---------- Rows

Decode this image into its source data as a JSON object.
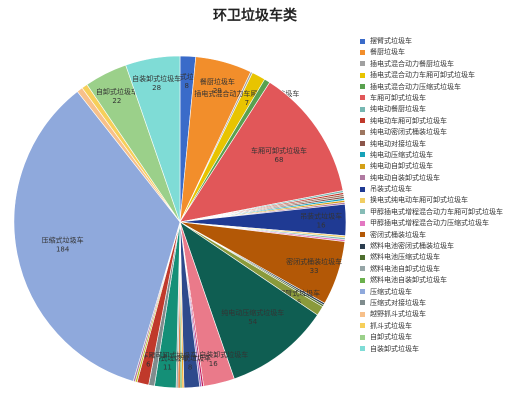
{
  "chart_data": {
    "type": "pie",
    "title": "环卫垃圾车类",
    "legend_position": "right",
    "slices": [
      {
        "name": "摆臂式垃圾车",
        "value": 8,
        "color": "#3a6bc9"
      },
      {
        "name": "餐厨垃圾车",
        "value": 29,
        "color": "#f28e2b"
      },
      {
        "name": "插电式混合动力餐厨垃圾车",
        "value": 1,
        "color": "#a0a0a0"
      },
      {
        "name": "插电式混合动力车厢可卸式垃圾车",
        "value": 7,
        "color": "#e8c400"
      },
      {
        "name": "插电式混合动力压缩式垃圾车",
        "value": 3,
        "color": "#59a14f"
      },
      {
        "name": "车厢可卸式垃圾车",
        "value": 68,
        "color": "#e15759"
      },
      {
        "name": "纯电动餐厨垃圾车",
        "value": 1,
        "color": "#76b7b2"
      },
      {
        "name": "纯电动车厢可卸式垃圾车",
        "value": 1,
        "color": "#c0392b"
      },
      {
        "name": "纯电动密闭式桶装垃圾车",
        "value": 1,
        "color": "#9d7660"
      },
      {
        "name": "纯电动对接垃圾车",
        "value": 1,
        "color": "#8c564b"
      },
      {
        "name": "纯电动压缩式垃圾车",
        "value": 1,
        "color": "#17a2b8"
      },
      {
        "name": "纯电动自卸式垃圾车",
        "value": 1,
        "color": "#d4a017"
      },
      {
        "name": "纯电动自装卸式垃圾车",
        "value": 1,
        "color": "#b07aa1"
      },
      {
        "name": "吊装式垃圾车",
        "value": 16,
        "color": "#1f3a93"
      },
      {
        "name": "换电式纯电动车厢可卸式垃圾车",
        "value": 1,
        "color": "#f1ce63"
      },
      {
        "name": "甲醇插电式增程混合动力车厢可卸式垃圾车",
        "value": 1,
        "color": "#86bcb6"
      },
      {
        "name": "甲醇插电式增程混合动力压缩式垃圾车",
        "value": 1,
        "color": "#e377c2"
      },
      {
        "name": "密闭式桶装垃圾车",
        "value": 33,
        "color": "#b35806"
      },
      {
        "name": "燃料电池密闭式桶装垃圾车",
        "value": 1,
        "color": "#2c3e50"
      },
      {
        "name": "燃料电池压缩式垃圾车",
        "value": 1,
        "color": "#4e6e2e"
      },
      {
        "name": "摆臂式垃圾车",
        "value": 5,
        "color": "#8a9a3b"
      },
      {
        "name": "纯电动压缩式垃圾车",
        "value": 54,
        "color": "#0f5e52"
      },
      {
        "name": "纯电动自装卸式垃圾车",
        "value": 16,
        "color": "#ea7a8a"
      },
      {
        "name": "纯电动自卸式垃圾车",
        "value": 1,
        "color": "#c2185b"
      },
      {
        "name": "车厢可卸式垃圾车",
        "value": 1,
        "color": "#9467bd"
      },
      {
        "name": "压缩式垃圾车",
        "value": 8,
        "color": "#2e4a8c"
      },
      {
        "name": "吊装式垃圾车",
        "value": 1,
        "color": "#f5a623"
      },
      {
        "name": "燃料电池自装卸式垃圾车",
        "value": 1,
        "color": "#6ab04c"
      },
      {
        "name": "燃料电池压缩式垃圾车",
        "value": 1,
        "color": "#d35400"
      },
      {
        "name": "燃料电池自卸式垃圾车",
        "value": 1,
        "color": "#95a5a6"
      },
      {
        "name": "压缩式垃圾车",
        "value": 11,
        "color": "#148f77"
      },
      {
        "name": "压缩式对接垃圾车",
        "value": 3,
        "color": "#7f8c8d"
      },
      {
        "name": "换电式纯电动车厢可卸式垃圾车",
        "value": 6,
        "color": "#c0392b"
      },
      {
        "name": "燃料电池密闭式桶装垃圾车",
        "value": 1,
        "color": "#bcbd22"
      },
      {
        "name": "甲醇插电式增程混合动力压缩式垃圾车",
        "value": 1,
        "color": "#af7aa1"
      },
      {
        "name": "压缩式垃圾车",
        "value": 184,
        "color": "#8fa9dc"
      },
      {
        "name": "越野抓斗式垃圾车",
        "value": 3,
        "color": "#f7c08a"
      },
      {
        "name": "抓斗式垃圾车",
        "value": 3,
        "color": "#f6cf5a"
      },
      {
        "name": "自卸式垃圾车",
        "value": 22,
        "color": "#9bd08a"
      },
      {
        "name": "自装卸式垃圾车",
        "value": 28,
        "color": "#7fdcd6"
      }
    ],
    "legend": [
      {
        "label": "摆臂式垃圾车",
        "color": "#3a6bc9"
      },
      {
        "label": "餐厨垃圾车",
        "color": "#f28e2b"
      },
      {
        "label": "插电式混合动力餐厨垃圾车",
        "color": "#a0a0a0"
      },
      {
        "label": "插电式混合动力车厢可卸式垃圾车",
        "color": "#e8c400"
      },
      {
        "label": "插电式混合动力压缩式垃圾车",
        "color": "#59a14f"
      },
      {
        "label": "车厢可卸式垃圾车",
        "color": "#e15759"
      },
      {
        "label": "纯电动餐厨垃圾车",
        "color": "#76b7b2"
      },
      {
        "label": "纯电动车厢可卸式垃圾车",
        "color": "#c0392b"
      },
      {
        "label": "纯电动密闭式桶装垃圾车",
        "color": "#9d7660"
      },
      {
        "label": "纯电动对接垃圾车",
        "color": "#8c564b"
      },
      {
        "label": "纯电动压缩式垃圾车",
        "color": "#17a2b8"
      },
      {
        "label": "纯电动自卸式垃圾车",
        "color": "#d4a017"
      },
      {
        "label": "纯电动自装卸式垃圾车",
        "color": "#b07aa1"
      },
      {
        "label": "吊装式垃圾车",
        "color": "#1f3a93"
      },
      {
        "label": "换电式纯电动车厢可卸式垃圾车",
        "color": "#f1ce63"
      },
      {
        "label": "甲醇插电式增程混合动力车厢可卸式垃圾车",
        "color": "#86bcb6"
      },
      {
        "label": "甲醇插电式增程混合动力压缩式垃圾车",
        "color": "#e377c2"
      },
      {
        "label": "密闭式桶装垃圾车",
        "color": "#b35806"
      },
      {
        "label": "燃料电池密闭式桶装垃圾车",
        "color": "#2c3e50"
      },
      {
        "label": "燃料电池压缩式垃圾车",
        "color": "#4e6e2e"
      },
      {
        "label": "燃料电池自卸式垃圾车",
        "color": "#95a5a6"
      },
      {
        "label": "燃料电池自装卸式垃圾车",
        "color": "#6ab04c"
      },
      {
        "label": "压缩式垃圾车",
        "color": "#8fa9dc"
      },
      {
        "label": "压缩式对接垃圾车",
        "color": "#7f8c8d"
      },
      {
        "label": "越野抓斗式垃圾车",
        "color": "#f7c08a"
      },
      {
        "label": "抓斗式垃圾车",
        "color": "#f6cf5a"
      },
      {
        "label": "自卸式垃圾车",
        "color": "#9bd08a"
      },
      {
        "label": "自装卸式垃圾车",
        "color": "#7fdcd6"
      }
    ]
  }
}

--------------------

▸ Required task
Repeat the material above in full and unchanged, minus its images.

▸ Solution for this task
Decode this image into its source data as a JSON object.
{
  "chart_data": {
    "type": "pie",
    "title": "环卫垃圾车类",
    "legend_position": "right",
    "slices": [
      {
        "name": "摆臂式垃圾车",
        "value": 8,
        "color": "#3a6bc9"
      },
      {
        "name": "餐厨垃圾车",
        "value": 29,
        "color": "#f28e2b"
      },
      {
        "name": "插电式混合动力餐厨垃圾车",
        "value": 1,
        "color": "#a0a0a0"
      },
      {
        "name": "插电式混合动力车厢可卸式垃圾车",
        "value": 7,
        "color": "#e8c400"
      },
      {
        "name": "插电式混合动力压缩式垃圾车",
        "value": 3,
        "color": "#59a14f"
      },
      {
        "name": "车厢可卸式垃圾车",
        "value": 68,
        "color": "#e15759"
      },
      {
        "name": "纯电动餐厨垃圾车",
        "value": 1,
        "color": "#76b7b2"
      },
      {
        "name": "纯电动车厢可卸式垃圾车",
        "value": 1,
        "color": "#c0392b"
      },
      {
        "name": "纯电动密闭式桶装垃圾车",
        "value": 1,
        "color": "#9d7660"
      },
      {
        "name": "纯电动对接垃圾车",
        "value": 1,
        "color": "#8c564b"
      },
      {
        "name": "纯电动压缩式垃圾车",
        "value": 1,
        "color": "#17a2b8"
      },
      {
        "name": "纯电动自卸式垃圾车",
        "value": 1,
        "color": "#d4a017"
      },
      {
        "name": "纯电动自装卸式垃圾车",
        "value": 1,
        "color": "#b07aa1"
      },
      {
        "name": "吊装式垃圾车",
        "value": 16,
        "color": "#1f3a93"
      },
      {
        "name": "换电式纯电动车厢可卸式垃圾车",
        "value": 1,
        "color": "#f1ce63"
      },
      {
        "name": "甲醇插电式增程混合动力车厢可卸式垃圾车",
        "value": 1,
        "color": "#86bcb6"
      },
      {
        "name": "甲醇插电式增程混合动力压缩式垃圾车",
        "value": 1,
        "color": "#e377c2"
      },
      {
        "name": "密闭式桶装垃圾车",
        "value": 33,
        "color": "#b35806"
      },
      {
        "name": "燃料电池密闭式桶装垃圾车",
        "value": 1,
        "color": "#2c3e50"
      },
      {
        "name": "燃料电池压缩式垃圾车",
        "value": 1,
        "color": "#4e6e2e"
      },
      {
        "name": "摆臂式垃圾车",
        "value": 5,
        "color": "#8a9a3b"
      },
      {
        "name": "纯电动压缩式垃圾车",
        "value": 54,
        "color": "#0f5e52"
      },
      {
        "name": "纯电动自装卸式垃圾车",
        "value": 16,
        "color": "#ea7a8a"
      },
      {
        "name": "纯电动自卸式垃圾车",
        "value": 1,
        "color": "#c2185b"
      },
      {
        "name": "车厢可卸式垃圾车",
        "value": 1,
        "color": "#9467bd"
      },
      {
        "name": "压缩式垃圾车",
        "value": 8,
        "color": "#2e4a8c"
      },
      {
        "name": "吊装式垃圾车",
        "value": 1,
        "color": "#f5a623"
      },
      {
        "name": "燃料电池自装卸式垃圾车",
        "value": 1,
        "color": "#6ab04c"
      },
      {
        "name": "燃料电池压缩式垃圾车",
        "value": 1,
        "color": "#d35400"
      },
      {
        "name": "燃料电池自卸式垃圾车",
        "value": 1,
        "color": "#95a5a6"
      },
      {
        "name": "压缩式垃圾车",
        "value": 11,
        "color": "#148f77"
      },
      {
        "name": "压缩式对接垃圾车",
        "value": 3,
        "color": "#7f8c8d"
      },
      {
        "name": "换电式纯电动车厢可卸式垃圾车",
        "value": 6,
        "color": "#c0392b"
      },
      {
        "name": "燃料电池密闭式桶装垃圾车",
        "value": 1,
        "color": "#bcbd22"
      },
      {
        "name": "甲醇插电式增程混合动力压缩式垃圾车",
        "value": 1,
        "color": "#af7aa1"
      },
      {
        "name": "压缩式垃圾车",
        "value": 184,
        "color": "#8fa9dc"
      },
      {
        "name": "越野抓斗式垃圾车",
        "value": 3,
        "color": "#f7c08a"
      },
      {
        "name": "抓斗式垃圾车",
        "value": 3,
        "color": "#f6cf5a"
      },
      {
        "name": "自卸式垃圾车",
        "value": 22,
        "color": "#9bd08a"
      },
      {
        "name": "自装卸式垃圾车",
        "value": 28,
        "color": "#7fdcd6"
      }
    ],
    "legend": [
      {
        "label": "摆臂式垃圾车",
        "color": "#3a6bc9"
      },
      {
        "label": "餐厨垃圾车",
        "color": "#f28e2b"
      },
      {
        "label": "插电式混合动力餐厨垃圾车",
        "color": "#a0a0a0"
      },
      {
        "label": "插电式混合动力车厢可卸式垃圾车",
        "color": "#e8c400"
      },
      {
        "label": "插电式混合动力压缩式垃圾车",
        "color": "#59a14f"
      },
      {
        "label": "车厢可卸式垃圾车",
        "color": "#e15759"
      },
      {
        "label": "纯电动餐厨垃圾车",
        "color": "#76b7b2"
      },
      {
        "label": "纯电动车厢可卸式垃圾车",
        "color": "#c0392b"
      },
      {
        "label": "纯电动密闭式桶装垃圾车",
        "color": "#9d7660"
      },
      {
        "label": "纯电动对接垃圾车",
        "color": "#8c564b"
      },
      {
        "label": "纯电动压缩式垃圾车",
        "color": "#17a2b8"
      },
      {
        "label": "纯电动自卸式垃圾车",
        "color": "#d4a017"
      },
      {
        "label": "纯电动自装卸式垃圾车",
        "color": "#b07aa1"
      },
      {
        "label": "吊装式垃圾车",
        "color": "#1f3a93"
      },
      {
        "label": "换电式纯电动车厢可卸式垃圾车",
        "color": "#f1ce63"
      },
      {
        "label": "甲醇插电式增程混合动力车厢可卸式垃圾车",
        "color": "#86bcb6"
      },
      {
        "label": "甲醇插电式增程混合动力压缩式垃圾车",
        "color": "#e377c2"
      },
      {
        "label": "密闭式桶装垃圾车",
        "color": "#b35806"
      },
      {
        "label": "燃料电池密闭式桶装垃圾车",
        "color": "#2c3e50"
      },
      {
        "label": "燃料电池压缩式垃圾车",
        "color": "#4e6e2e"
      },
      {
        "label": "燃料电池自卸式垃圾车",
        "color": "#95a5a6"
      },
      {
        "label": "燃料电池自装卸式垃圾车",
        "color": "#6ab04c"
      },
      {
        "label": "压缩式垃圾车",
        "color": "#8fa9dc"
      },
      {
        "label": "压缩式对接垃圾车",
        "color": "#7f8c8d"
      },
      {
        "label": "越野抓斗式垃圾车",
        "color": "#f7c08a"
      },
      {
        "label": "抓斗式垃圾车",
        "color": "#f6cf5a"
      },
      {
        "label": "自卸式垃圾车",
        "color": "#9bd08a"
      },
      {
        "label": "自装卸式垃圾车",
        "color": "#7fdcd6"
      }
    ]
  }
}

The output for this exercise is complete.